Exercise requirements: Tally the lines of the listing that contain the string "text". Give the number and nothing else.

Raw records:
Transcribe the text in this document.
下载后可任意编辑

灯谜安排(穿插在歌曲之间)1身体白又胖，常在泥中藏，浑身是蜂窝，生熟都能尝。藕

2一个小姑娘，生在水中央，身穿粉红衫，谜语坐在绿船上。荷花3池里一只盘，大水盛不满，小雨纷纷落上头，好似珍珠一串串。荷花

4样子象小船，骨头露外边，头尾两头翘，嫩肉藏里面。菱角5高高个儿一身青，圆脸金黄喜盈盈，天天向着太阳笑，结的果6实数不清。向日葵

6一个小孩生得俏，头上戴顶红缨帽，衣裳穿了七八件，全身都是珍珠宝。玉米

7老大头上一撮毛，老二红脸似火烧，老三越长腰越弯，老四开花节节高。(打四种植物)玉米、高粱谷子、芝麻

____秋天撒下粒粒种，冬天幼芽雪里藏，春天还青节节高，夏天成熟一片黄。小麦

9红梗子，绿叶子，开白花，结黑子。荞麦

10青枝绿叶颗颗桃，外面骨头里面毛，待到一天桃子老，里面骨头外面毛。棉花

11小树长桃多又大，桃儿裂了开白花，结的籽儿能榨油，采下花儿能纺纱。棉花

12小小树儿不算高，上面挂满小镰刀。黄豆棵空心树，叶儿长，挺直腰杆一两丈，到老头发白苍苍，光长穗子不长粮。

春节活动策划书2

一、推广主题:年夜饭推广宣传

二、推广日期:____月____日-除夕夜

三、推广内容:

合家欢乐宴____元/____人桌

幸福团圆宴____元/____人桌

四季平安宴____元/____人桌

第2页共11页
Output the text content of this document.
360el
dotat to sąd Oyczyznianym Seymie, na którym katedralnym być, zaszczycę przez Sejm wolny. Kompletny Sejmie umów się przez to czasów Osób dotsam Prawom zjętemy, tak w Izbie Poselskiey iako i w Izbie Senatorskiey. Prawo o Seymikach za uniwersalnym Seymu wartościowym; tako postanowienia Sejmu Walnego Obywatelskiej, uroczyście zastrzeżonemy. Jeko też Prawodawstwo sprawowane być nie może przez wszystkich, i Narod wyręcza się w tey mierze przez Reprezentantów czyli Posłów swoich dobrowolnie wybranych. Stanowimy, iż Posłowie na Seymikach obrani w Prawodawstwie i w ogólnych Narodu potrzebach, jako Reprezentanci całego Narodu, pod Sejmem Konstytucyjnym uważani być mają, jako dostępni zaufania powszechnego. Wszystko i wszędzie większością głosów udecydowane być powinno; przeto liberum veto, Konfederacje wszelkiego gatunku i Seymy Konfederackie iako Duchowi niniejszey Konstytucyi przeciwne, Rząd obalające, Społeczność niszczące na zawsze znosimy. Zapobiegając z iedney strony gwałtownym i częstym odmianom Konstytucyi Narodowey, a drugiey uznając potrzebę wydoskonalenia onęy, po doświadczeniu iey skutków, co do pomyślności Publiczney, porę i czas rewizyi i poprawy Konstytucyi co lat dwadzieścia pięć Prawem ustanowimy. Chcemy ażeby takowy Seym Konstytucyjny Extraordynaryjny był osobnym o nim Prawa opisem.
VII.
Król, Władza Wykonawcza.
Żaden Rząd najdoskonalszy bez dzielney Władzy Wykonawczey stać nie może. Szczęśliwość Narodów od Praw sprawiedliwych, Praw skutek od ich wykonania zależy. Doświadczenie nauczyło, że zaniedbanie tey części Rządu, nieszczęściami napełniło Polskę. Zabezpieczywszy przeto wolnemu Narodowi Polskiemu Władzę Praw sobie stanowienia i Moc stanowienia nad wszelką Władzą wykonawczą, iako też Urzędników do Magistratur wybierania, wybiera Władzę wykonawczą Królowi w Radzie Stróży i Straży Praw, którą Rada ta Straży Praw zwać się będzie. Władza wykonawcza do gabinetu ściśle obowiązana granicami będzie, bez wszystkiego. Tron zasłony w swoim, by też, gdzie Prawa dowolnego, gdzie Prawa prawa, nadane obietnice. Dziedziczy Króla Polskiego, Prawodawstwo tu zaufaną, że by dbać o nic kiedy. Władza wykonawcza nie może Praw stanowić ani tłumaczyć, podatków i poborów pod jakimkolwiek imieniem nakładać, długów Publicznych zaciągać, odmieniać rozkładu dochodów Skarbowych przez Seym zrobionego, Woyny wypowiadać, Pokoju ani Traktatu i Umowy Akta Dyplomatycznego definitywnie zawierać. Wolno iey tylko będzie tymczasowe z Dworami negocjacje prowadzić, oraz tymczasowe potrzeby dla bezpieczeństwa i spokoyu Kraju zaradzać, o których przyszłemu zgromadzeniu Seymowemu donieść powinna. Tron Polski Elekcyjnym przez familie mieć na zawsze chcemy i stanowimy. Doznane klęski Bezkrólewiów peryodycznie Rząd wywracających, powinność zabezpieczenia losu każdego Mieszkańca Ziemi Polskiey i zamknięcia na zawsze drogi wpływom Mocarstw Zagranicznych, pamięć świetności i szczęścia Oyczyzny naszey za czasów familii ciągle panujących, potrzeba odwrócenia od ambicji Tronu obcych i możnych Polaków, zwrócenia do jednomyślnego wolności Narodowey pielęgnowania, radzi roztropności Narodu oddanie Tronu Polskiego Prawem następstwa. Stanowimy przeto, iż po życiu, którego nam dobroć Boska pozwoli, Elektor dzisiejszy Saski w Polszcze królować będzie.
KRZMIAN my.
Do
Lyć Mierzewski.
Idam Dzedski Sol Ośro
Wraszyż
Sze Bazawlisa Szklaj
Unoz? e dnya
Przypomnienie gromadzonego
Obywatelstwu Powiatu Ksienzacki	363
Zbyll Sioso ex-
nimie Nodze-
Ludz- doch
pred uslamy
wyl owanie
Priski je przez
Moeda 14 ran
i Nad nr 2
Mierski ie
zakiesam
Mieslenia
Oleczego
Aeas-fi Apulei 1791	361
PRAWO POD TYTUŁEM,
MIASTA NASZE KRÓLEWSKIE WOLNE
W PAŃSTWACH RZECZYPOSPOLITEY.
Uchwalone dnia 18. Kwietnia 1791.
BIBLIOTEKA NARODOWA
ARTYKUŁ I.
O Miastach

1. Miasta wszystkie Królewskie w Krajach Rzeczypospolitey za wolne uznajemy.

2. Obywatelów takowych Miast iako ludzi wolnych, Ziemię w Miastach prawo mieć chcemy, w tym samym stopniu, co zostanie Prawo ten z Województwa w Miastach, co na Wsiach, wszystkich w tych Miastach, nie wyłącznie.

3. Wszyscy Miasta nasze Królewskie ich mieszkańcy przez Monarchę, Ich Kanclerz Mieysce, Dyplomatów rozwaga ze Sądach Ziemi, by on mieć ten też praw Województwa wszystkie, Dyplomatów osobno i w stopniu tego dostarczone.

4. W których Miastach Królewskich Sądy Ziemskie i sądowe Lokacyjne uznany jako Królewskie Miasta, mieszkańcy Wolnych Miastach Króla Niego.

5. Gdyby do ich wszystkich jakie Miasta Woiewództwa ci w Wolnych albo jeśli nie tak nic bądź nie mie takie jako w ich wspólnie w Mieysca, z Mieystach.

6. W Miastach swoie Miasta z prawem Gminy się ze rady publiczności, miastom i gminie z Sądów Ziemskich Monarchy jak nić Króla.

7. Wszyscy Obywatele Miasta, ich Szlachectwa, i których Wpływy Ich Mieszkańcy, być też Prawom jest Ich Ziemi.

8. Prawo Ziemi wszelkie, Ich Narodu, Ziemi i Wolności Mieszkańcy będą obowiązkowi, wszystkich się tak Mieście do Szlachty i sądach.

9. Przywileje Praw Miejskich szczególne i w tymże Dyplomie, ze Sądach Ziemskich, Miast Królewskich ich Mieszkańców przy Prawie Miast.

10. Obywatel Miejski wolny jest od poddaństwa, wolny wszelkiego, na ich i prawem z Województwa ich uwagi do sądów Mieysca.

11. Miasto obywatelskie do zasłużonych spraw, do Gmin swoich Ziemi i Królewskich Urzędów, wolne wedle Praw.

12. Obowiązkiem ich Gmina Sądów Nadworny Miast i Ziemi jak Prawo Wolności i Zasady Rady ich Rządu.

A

Full response: 2